* _Stated goal_
Extract each line where the string "Weight" shows up.

* _Dataset rows_
##########
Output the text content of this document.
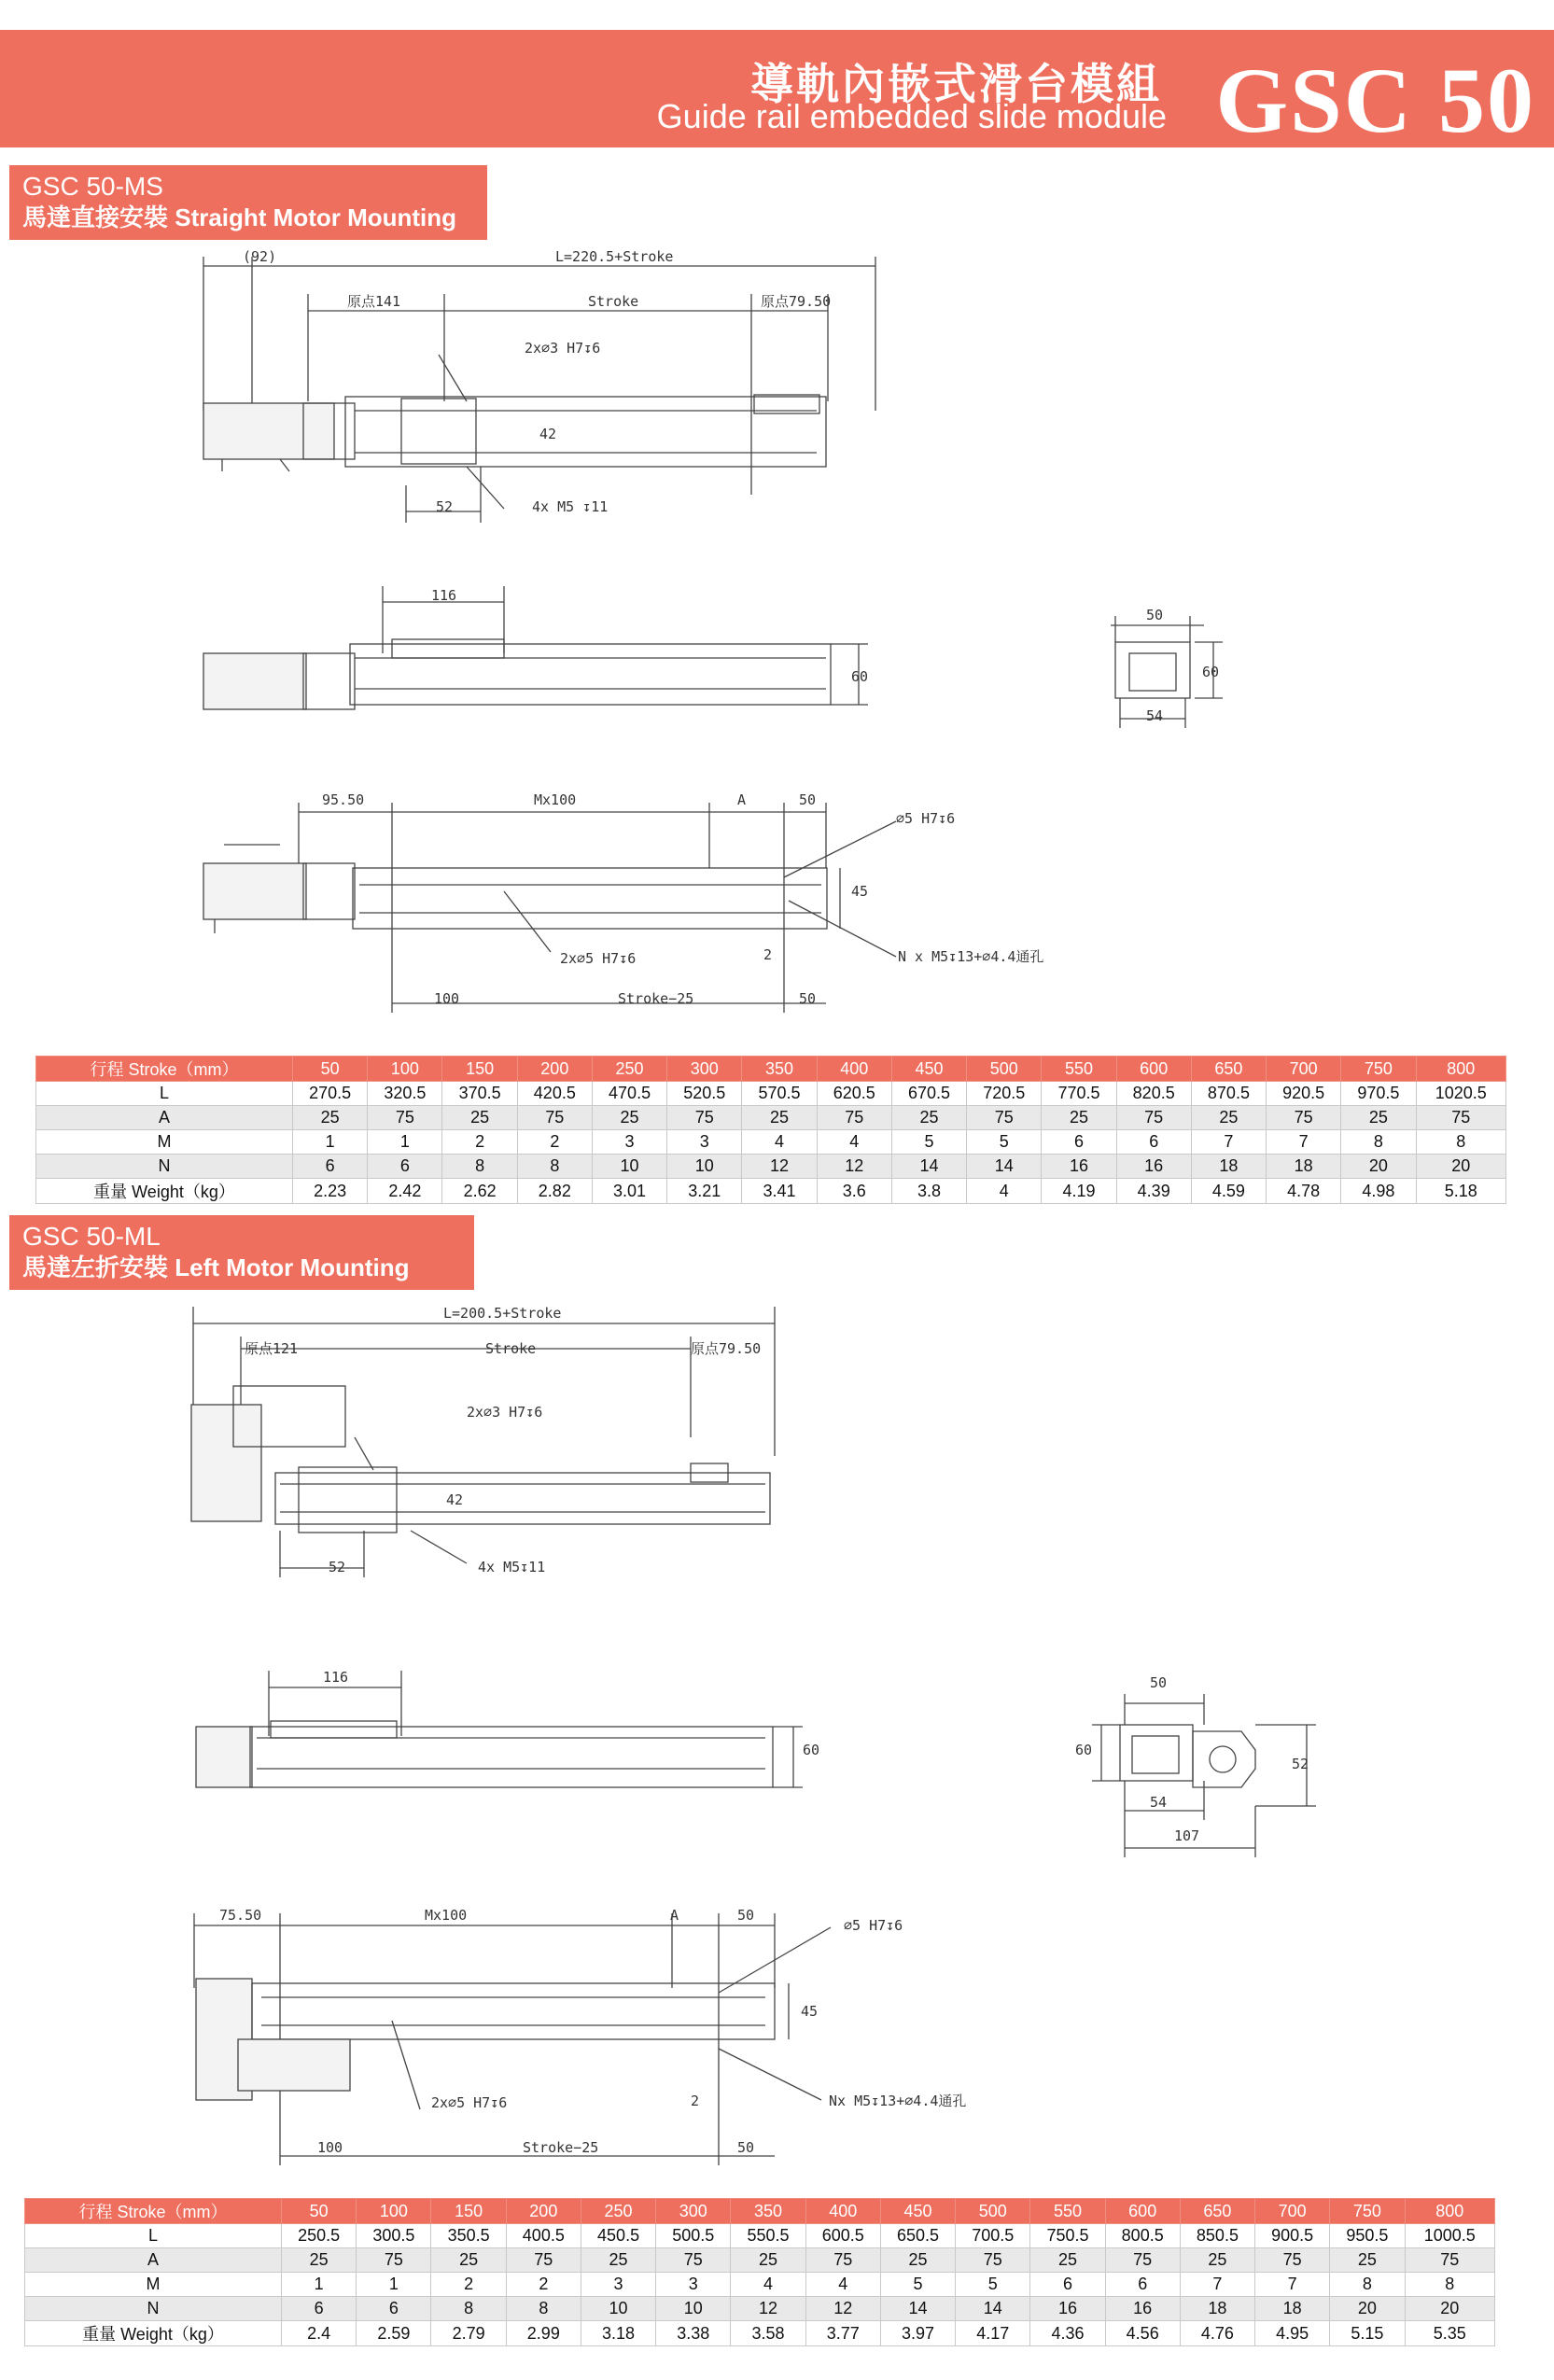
導軌內嵌式滑台模組
Guide rail embedded slide module GSC 50
GSC 50-MS
馬達直接安裝 Straight Motor Mounting
GSC 50-ML
馬達左折安裝 Left Motor Mounting
(92)	L=220.5+Stroke
原点141	Stroke	原点79.50
2x∅3 H7↧6
42
52	4x M5 ↧11
116
60
50
60
54
95.50	Mx100	A	50
∅5 H7↧6
45
2x∅5 H7↧6	2	N x M5↧13+∅4.4通孔
100	Stroke−25	50
L=200.5+Stroke
原点121	Stroke	原点79.50
2x∅3 H7↧6
42
52	4x M5↧11
116
60
50
60
52
54
107
75.50	Mx100	A	50
∅5 H7↧6
45
2x∅5 H7↧6	2	Nx M5↧13+∅4.4通孔
100	Stroke−25	50
行程 Stroke（mm）	50	100	150	200	250	300	350	400	450	500	550	600	650	700	750	800
L	270.5	320.5	370.5	420.5	470.5	520.5	570.5	620.5	670.5	720.5	770.5	820.5	870.5	920.5	970.5	1020.5
A	25	75	25	75	25	75	25	75	25	75	25	75	25	75	25	75
M	1	1	2	2	3	3	4	4	5	5	6	6	7	7	8	8
N	6	6	8	8	10	10	12	12	14	14	16	16	18	18	20	20
重量 Weight（kg）	2.23	2.42	2.62	2.82	3.01	3.21	3.41	3.6	3.8	4	4.19	4.39	4.59	4.78	4.98	5.18
行程 Stroke（mm）	50	100	150	200	250	300	350	400	450	500	550	600	650	700	750	800
L	250.5	300.5	350.5	400.5	450.5	500.5	550.5	600.5	650.5	700.5	750.5	800.5	850.5	900.5	950.5	1000.5
A	25	75	25	75	25	75	25	75	25	75	25	75	25	75	25	75
M	1	1	2	2	3	3	4	4	5	5	6	6	7	7	8	8
N	6	6	8	8	10	10	12	12	14	14	16	16	18	18	20	20
重量 Weight（kg）	2.4	2.59	2.79	2.99	3.18	3.38	3.58	3.77	3.97	4.17	4.36	4.56	4.76	4.95	5.15	5.35
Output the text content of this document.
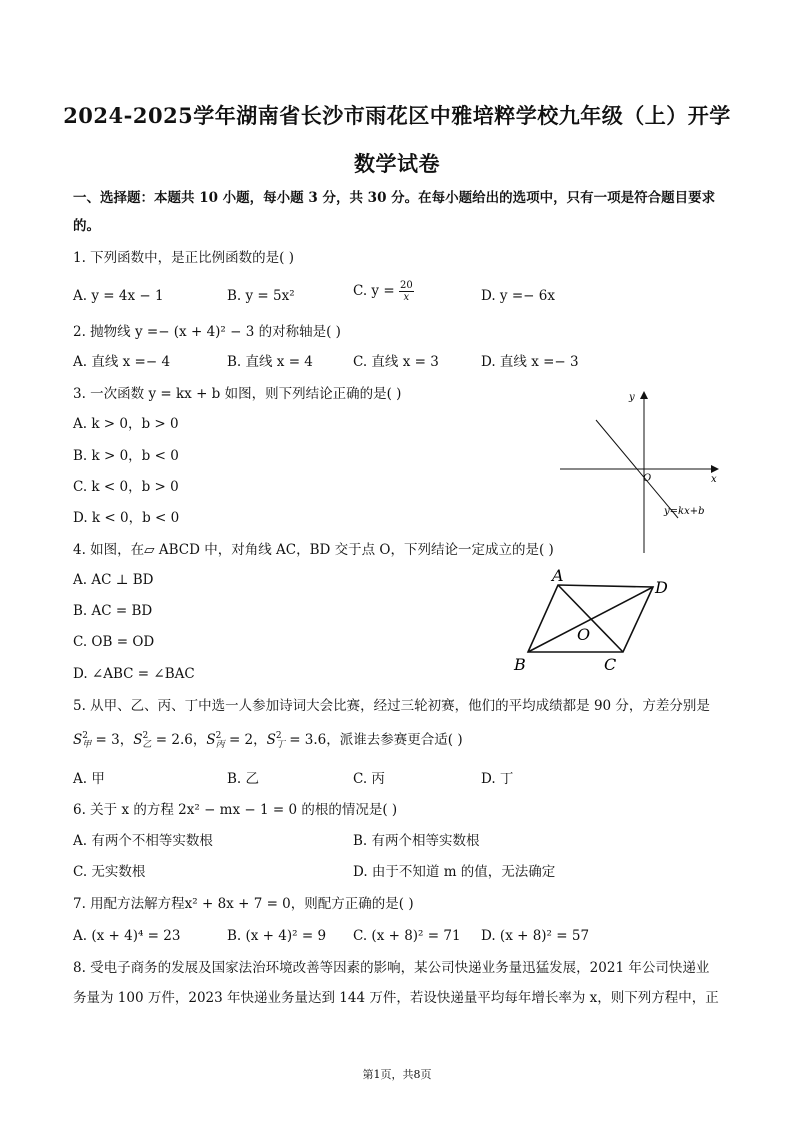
2024-2025学年湖南省长沙市雨花区中雅培粹学校九年级（上）开学
数学试卷
一、选择题：本题共 10 小题，每小题 3 分，共 30 分。在每小题给出的选项中，只有一项是符合题目要求
的。
1. 下列函数中，是正比例函数的是( )
A. y = 4x − 1	B. y = 5x²	C. $y = \frac{20}{x}$	D. y =− 6x
2. 抛物线 y =− (x + 4)² − 3 的对称轴是( )
A. 直线 x =− 4	B. 直线 x = 4	C. 直线 x = 3	D. 直线 x =− 3
3. 一次函数 y = kx + b 如图，则下列结论正确的是( )
A. k > 0，b > 0
B. k > 0，b < 0
C. k < 0，b > 0
D. k < 0，b < 0
y
x
O
y=kx+b
4. 如图，在▱ ABCD 中，对角线 AC，BD 交于点 O，下列结论一定成立的是( )
A. AC ⊥ BD
B. AC = BD
C. OB = OD
D. ∠ABC = ∠BAC
A
D
B	C
O
5. 从甲、乙、丙、丁中选一人参加诗词大会比赛，经过三轮初赛，他们的平均成绩都是 90 分，方差分别是
S 2
甲 = 3，S 2
乙 = 2.6，S 2
丙 = 2，S 2
丁 = 3.6，派谁去参赛更合适( )
A. 甲	B. 乙	C. 丙	D. 丁
6. 关于 x 的方程 2x² − mx − 1 = 0 的根的情况是( )
A. 有两个不相等实数根	B. 有两个相等实数根
C. 无实数根	D. 由于不知道 m 的值，无法确定
7. 用配方法解方程x² + 8x + 7 = 0，则配方正确的是( )
A. (x + 4)⁴ = 23	B. (x + 4)² = 9 C. (x + 8)² = 71 D. (x + 8)² = 57
8. 受电子商务的发展及国家法治环境改善等因素的影响，某公司快递业务量迅猛发展，2021 年公司快递业
务量为 100 万件，2023 年快递业务量达到 144 万件，若设快递量平均每年增长率为 x，则下列方程中，正
第1页，共8页
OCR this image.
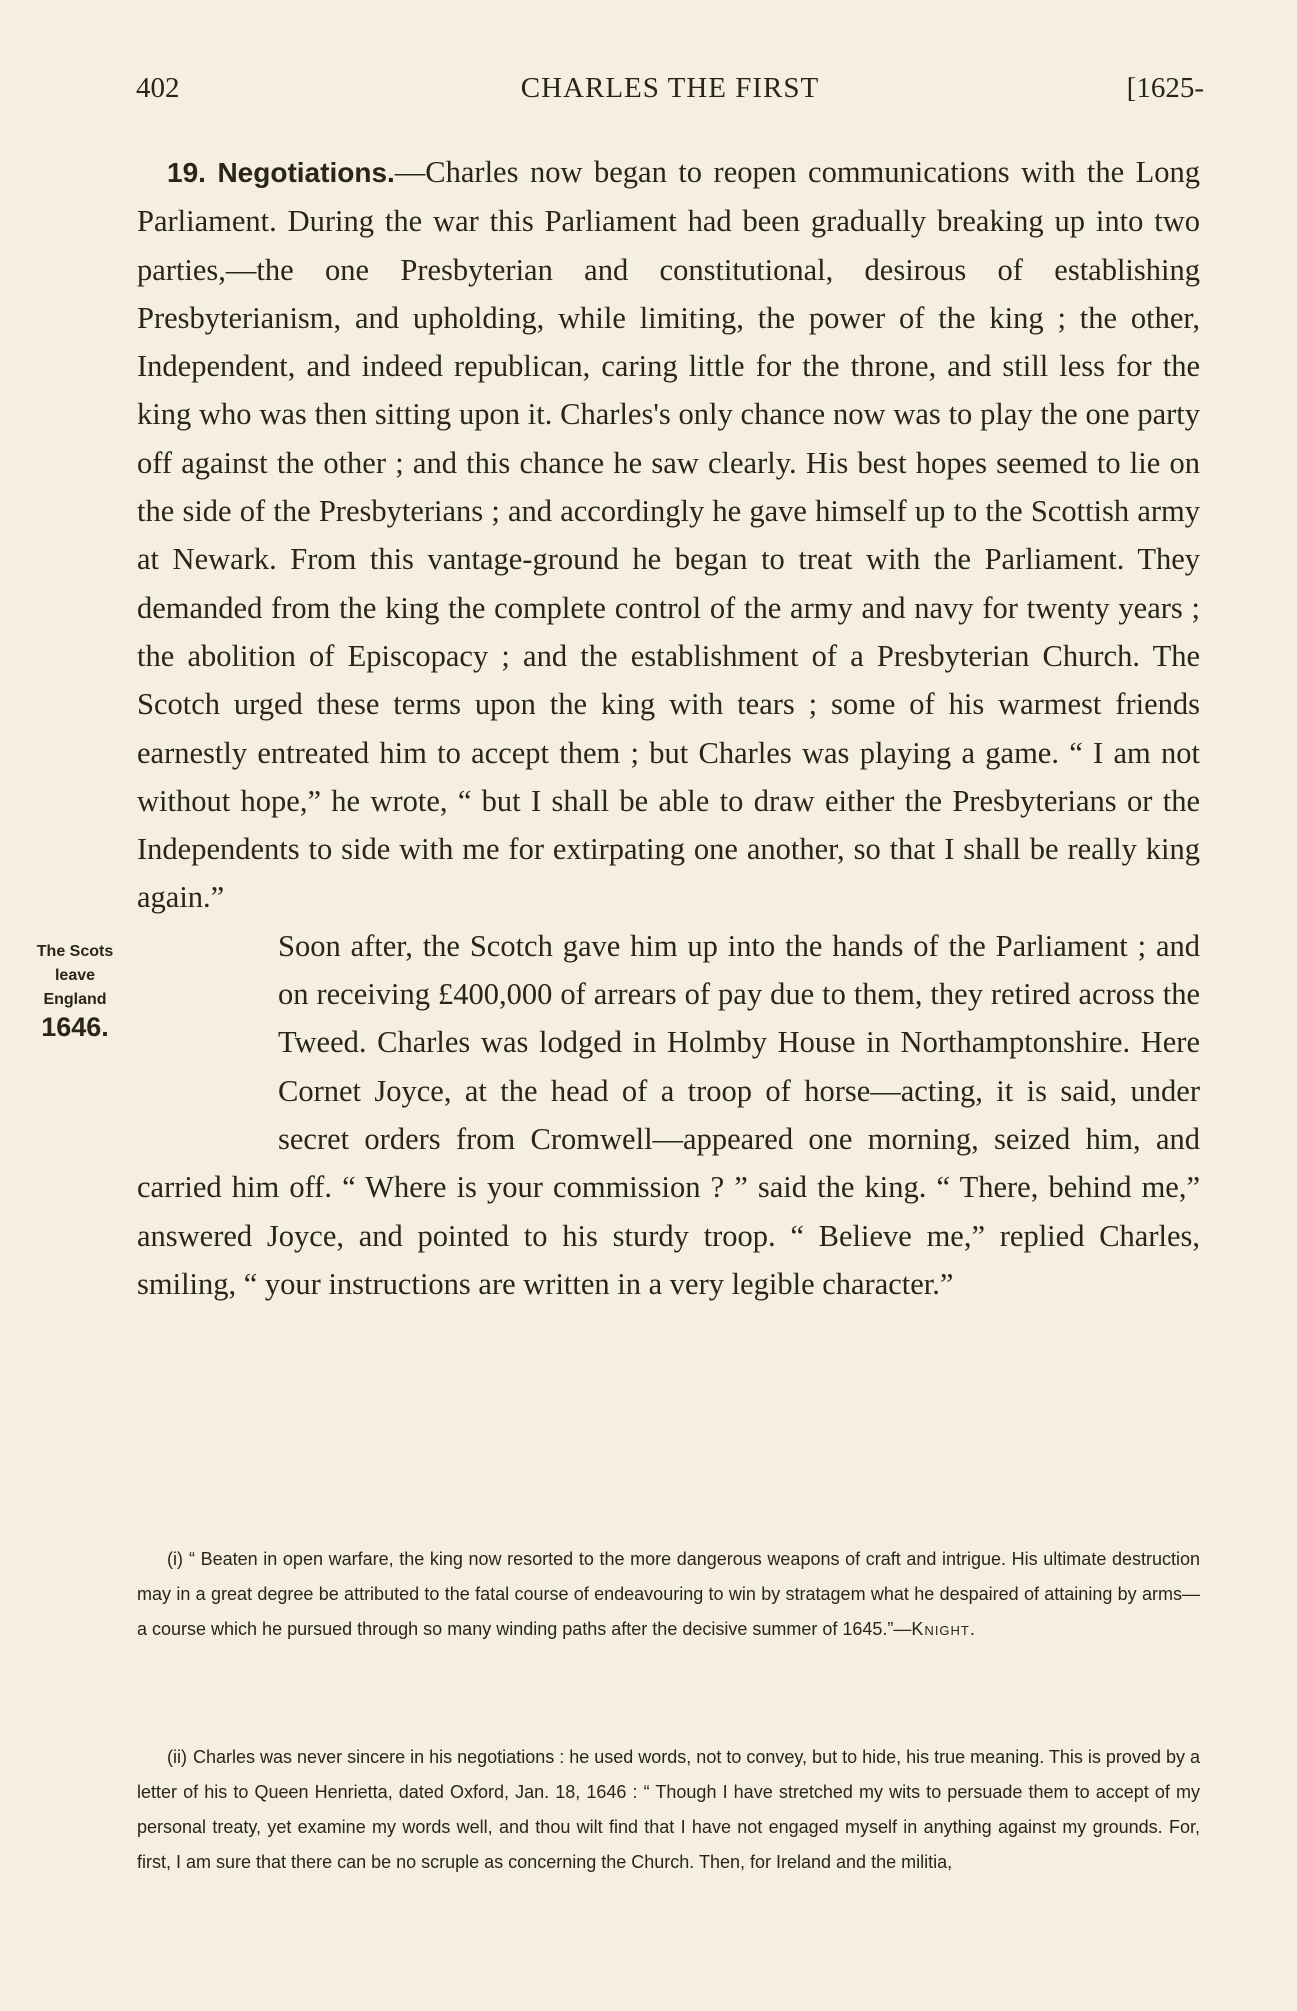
402	CHARLES THE FIRST	[1625-

19. Negotiations.—Charles now began to reopen communications with the Long Parliament. During the war this Parliament had been gradually breaking up into two parties,—the one Presbyterian and constitutional, desirous of establishing Presbyterianism, and upholding, while limiting, the power of the king ; the other, Independent, and indeed republican, caring little for the throne, and still less for the king who was then sitting upon it. Charles's only chance now was to play the one party off against the other ; and this chance he saw clearly. His best hopes seemed to lie on the side of the Presbyterians ; and accordingly he gave himself up to the Scottish army at Newark. From this vantage-ground he began to treat with the Parliament. They demanded from the king the complete control of the army and navy for twenty years ; the abolition of Episcopacy ; and the establishment of a Presbyterian Church. The Scotch urged these terms upon the king with tears ; some of his warmest friends earnestly entreated him to accept them ; but Charles was playing a game. “ I am not without hope,” he wrote, “ but I shall be able to draw either the Presbyterians or the Independents to side with me for extirpating one another, so that I shall be really king again.”

The Scots
leave
England
1646.
Soon after, the Scotch gave him up into the hands of the Parliament ; and on receiving £400,000 of arrears of pay due to them, they retired across the Tweed. Charles was lodged in Holmby House in Northamptonshire. Here Cornet Joyce, at the head of a troop of horse—acting, it is said, under secret orders from Cromwell—appeared one morning, seized him, and carried him off. “ Where is your commission ? ” said the king. “ There, behind me,” answered Joyce, and pointed to his sturdy troop. “ Believe me,” replied Charles, smiling, “ your instructions are written in a very legible character.”

(i) “ Beaten in open warfare, the king now resorted to the more dangerous weapons of craft and intrigue. His ultimate destruction may in a great degree be attributed to the fatal course of endeavouring to win by stratagem what he despaired of attaining by arms—a course which he pursued through so many winding paths after the decisive summer of 1645.”—Knight.

(ii) Charles was never sincere in his negotiations : he used words, not to convey, but to hide, his true meaning. This is proved by a letter of his to Queen Henrietta, dated Oxford, Jan. 18, 1646 : “ Though I have stretched my wits to persuade them to accept of my personal treaty, yet examine my words well, and thou wilt find that I have not engaged myself in anything against my grounds. For, first, I am sure that there can be no scruple as concerning the Church. Then, for Ireland and the militia,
##########
* _Worked answer_
重量 Weight（kg）	2.23	2.42	2.62	2.82	3.01	3.21	3.41	3.6	3.8	4	4.19	4.39	4.59	4.78	4.98	5.18
重量 Weight（kg）	2.4	2.59	2.79	2.99	3.18	3.38	3.58	3.77	3.97	4.17	4.36	4.56	4.76	4.95	5.15	5.35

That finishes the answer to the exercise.